BEGIN RECORDS SHOWN
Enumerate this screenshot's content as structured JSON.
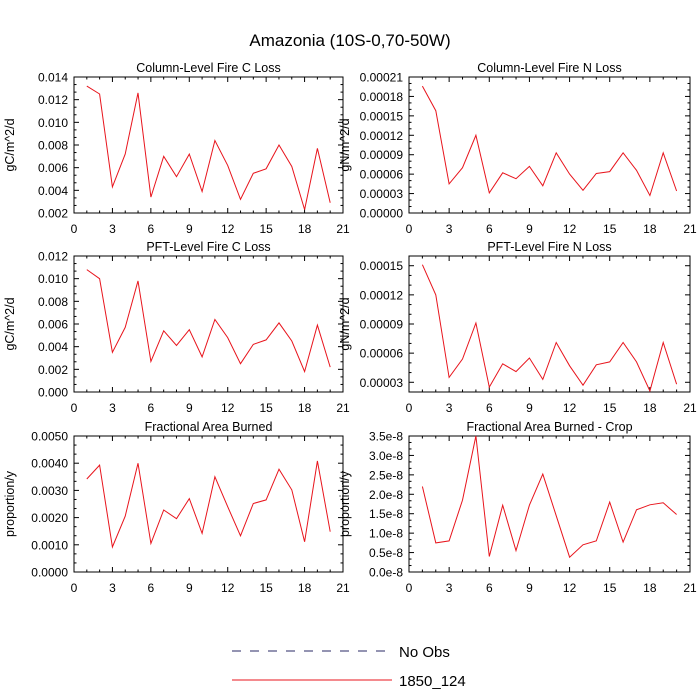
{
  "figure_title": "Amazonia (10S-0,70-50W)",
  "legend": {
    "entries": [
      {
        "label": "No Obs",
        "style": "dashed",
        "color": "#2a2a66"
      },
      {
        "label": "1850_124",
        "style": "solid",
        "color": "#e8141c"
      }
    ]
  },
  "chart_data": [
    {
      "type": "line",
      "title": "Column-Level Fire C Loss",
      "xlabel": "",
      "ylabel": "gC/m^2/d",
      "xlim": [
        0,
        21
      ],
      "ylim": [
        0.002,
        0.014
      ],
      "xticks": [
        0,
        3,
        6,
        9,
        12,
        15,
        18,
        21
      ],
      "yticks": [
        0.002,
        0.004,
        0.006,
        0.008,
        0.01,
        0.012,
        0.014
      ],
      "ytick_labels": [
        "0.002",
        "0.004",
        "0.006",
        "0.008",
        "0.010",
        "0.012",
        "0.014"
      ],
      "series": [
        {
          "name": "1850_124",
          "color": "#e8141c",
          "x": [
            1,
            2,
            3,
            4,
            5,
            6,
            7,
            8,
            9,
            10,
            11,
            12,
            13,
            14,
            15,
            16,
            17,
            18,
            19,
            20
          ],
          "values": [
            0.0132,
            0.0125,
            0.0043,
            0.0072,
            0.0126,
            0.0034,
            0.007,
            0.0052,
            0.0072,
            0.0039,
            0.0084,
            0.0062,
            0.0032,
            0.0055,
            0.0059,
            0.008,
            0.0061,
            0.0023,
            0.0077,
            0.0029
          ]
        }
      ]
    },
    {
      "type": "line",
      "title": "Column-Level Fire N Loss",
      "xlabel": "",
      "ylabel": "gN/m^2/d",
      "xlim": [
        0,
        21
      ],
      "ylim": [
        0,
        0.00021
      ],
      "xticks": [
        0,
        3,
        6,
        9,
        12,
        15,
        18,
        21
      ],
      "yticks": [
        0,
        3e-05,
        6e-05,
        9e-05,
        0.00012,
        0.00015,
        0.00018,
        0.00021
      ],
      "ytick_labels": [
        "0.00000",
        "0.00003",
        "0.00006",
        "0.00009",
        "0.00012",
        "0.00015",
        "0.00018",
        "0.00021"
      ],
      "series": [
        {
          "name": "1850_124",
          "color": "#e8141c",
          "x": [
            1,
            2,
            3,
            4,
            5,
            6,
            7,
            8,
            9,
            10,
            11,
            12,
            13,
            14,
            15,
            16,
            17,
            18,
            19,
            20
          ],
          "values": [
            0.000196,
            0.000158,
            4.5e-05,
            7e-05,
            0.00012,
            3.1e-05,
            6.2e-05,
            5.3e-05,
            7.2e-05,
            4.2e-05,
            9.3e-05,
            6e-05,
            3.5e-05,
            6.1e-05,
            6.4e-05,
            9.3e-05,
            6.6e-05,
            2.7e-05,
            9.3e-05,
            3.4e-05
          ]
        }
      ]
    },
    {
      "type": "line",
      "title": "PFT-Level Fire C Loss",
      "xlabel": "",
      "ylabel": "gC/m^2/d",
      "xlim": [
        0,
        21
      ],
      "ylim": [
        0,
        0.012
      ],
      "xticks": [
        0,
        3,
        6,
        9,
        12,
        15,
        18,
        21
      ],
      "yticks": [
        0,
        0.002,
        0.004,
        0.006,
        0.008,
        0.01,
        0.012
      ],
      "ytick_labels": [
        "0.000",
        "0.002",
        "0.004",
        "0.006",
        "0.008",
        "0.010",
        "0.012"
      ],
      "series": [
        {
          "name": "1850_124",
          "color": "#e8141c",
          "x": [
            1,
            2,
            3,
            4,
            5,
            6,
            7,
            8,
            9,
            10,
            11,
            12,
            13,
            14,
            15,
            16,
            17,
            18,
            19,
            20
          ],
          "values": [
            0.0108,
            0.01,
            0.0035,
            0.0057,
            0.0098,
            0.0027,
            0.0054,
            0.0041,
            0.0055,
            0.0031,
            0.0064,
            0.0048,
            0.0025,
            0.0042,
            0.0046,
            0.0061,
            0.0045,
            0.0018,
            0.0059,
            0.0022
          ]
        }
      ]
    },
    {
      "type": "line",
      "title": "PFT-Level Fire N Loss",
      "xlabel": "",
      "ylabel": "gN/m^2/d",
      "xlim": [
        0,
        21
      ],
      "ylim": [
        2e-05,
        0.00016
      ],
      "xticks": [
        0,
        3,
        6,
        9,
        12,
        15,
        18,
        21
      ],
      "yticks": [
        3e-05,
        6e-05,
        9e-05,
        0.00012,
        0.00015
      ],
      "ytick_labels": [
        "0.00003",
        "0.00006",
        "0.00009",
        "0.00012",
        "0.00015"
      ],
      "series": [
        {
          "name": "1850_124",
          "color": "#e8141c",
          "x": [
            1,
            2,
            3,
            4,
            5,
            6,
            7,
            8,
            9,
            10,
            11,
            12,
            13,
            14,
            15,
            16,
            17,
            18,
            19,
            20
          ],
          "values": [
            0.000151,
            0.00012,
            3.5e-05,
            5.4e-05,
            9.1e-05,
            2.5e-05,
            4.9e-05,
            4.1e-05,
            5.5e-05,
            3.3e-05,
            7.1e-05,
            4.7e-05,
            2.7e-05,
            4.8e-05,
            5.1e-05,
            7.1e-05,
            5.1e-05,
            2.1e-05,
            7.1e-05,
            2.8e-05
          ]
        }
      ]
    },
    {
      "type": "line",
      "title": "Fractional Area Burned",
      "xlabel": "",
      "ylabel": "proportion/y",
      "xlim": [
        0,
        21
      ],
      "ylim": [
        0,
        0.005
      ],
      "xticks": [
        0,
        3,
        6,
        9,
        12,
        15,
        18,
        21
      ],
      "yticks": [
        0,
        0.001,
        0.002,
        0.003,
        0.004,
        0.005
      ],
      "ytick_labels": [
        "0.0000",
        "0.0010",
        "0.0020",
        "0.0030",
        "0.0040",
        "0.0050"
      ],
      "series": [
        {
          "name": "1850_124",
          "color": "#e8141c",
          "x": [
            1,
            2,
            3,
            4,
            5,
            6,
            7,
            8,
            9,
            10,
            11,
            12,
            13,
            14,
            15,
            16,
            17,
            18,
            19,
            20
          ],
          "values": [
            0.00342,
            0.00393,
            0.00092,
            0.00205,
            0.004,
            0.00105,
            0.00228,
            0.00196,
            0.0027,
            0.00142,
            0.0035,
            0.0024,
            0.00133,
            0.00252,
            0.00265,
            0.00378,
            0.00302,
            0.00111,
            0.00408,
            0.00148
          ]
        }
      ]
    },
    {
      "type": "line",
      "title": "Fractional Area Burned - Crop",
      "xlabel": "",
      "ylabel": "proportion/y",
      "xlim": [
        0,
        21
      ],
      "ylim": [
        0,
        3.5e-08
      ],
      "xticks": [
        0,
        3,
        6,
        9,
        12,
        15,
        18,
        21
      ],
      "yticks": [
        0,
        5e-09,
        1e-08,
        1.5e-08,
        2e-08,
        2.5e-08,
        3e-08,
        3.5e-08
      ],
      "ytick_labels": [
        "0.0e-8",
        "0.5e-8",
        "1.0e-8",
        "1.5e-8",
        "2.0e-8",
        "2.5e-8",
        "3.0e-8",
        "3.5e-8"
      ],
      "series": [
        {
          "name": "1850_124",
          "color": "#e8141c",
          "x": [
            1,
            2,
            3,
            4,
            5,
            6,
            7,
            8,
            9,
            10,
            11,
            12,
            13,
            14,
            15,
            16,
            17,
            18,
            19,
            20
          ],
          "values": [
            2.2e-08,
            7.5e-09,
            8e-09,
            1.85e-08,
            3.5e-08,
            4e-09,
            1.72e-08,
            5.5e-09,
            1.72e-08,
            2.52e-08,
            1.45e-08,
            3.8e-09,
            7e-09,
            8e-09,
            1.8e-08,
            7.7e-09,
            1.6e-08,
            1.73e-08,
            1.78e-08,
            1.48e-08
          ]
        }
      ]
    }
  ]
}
END RECORDS SHOWN
BEGIN RECORDS SHOWN
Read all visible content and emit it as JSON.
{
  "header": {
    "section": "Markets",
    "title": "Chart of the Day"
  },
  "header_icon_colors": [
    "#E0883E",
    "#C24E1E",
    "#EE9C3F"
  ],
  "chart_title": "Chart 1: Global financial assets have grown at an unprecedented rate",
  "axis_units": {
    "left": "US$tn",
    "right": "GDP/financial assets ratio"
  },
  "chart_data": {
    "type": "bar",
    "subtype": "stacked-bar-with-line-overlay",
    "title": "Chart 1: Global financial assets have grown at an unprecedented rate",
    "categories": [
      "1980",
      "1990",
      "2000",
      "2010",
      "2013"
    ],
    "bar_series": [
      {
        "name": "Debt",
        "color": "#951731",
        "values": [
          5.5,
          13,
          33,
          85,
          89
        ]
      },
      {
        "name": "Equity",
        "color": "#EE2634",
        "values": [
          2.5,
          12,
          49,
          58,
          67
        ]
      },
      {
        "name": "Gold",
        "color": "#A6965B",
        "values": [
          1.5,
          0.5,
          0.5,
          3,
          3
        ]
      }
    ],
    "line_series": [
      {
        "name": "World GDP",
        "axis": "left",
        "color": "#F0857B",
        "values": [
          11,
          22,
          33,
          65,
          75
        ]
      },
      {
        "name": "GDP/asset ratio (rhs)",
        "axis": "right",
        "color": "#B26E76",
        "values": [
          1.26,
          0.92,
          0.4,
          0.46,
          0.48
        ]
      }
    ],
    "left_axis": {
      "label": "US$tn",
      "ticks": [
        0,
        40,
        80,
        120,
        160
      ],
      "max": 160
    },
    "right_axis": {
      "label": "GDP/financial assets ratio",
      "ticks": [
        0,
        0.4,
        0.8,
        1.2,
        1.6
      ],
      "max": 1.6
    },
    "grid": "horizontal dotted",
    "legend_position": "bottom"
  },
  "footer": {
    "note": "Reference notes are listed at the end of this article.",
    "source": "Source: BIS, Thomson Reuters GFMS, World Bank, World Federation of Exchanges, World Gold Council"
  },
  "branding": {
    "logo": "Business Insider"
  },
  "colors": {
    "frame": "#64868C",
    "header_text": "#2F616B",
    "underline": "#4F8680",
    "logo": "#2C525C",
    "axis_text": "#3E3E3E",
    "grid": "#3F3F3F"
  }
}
END RECORDS SHOWN
Every line above that contains the word "grown" should be reported.

  "chart_title": "Chart 1: Global financial assets have grown at an unprecedented rate",
    "title": "Chart 1: Global financial assets have grown at an unprecedented rate",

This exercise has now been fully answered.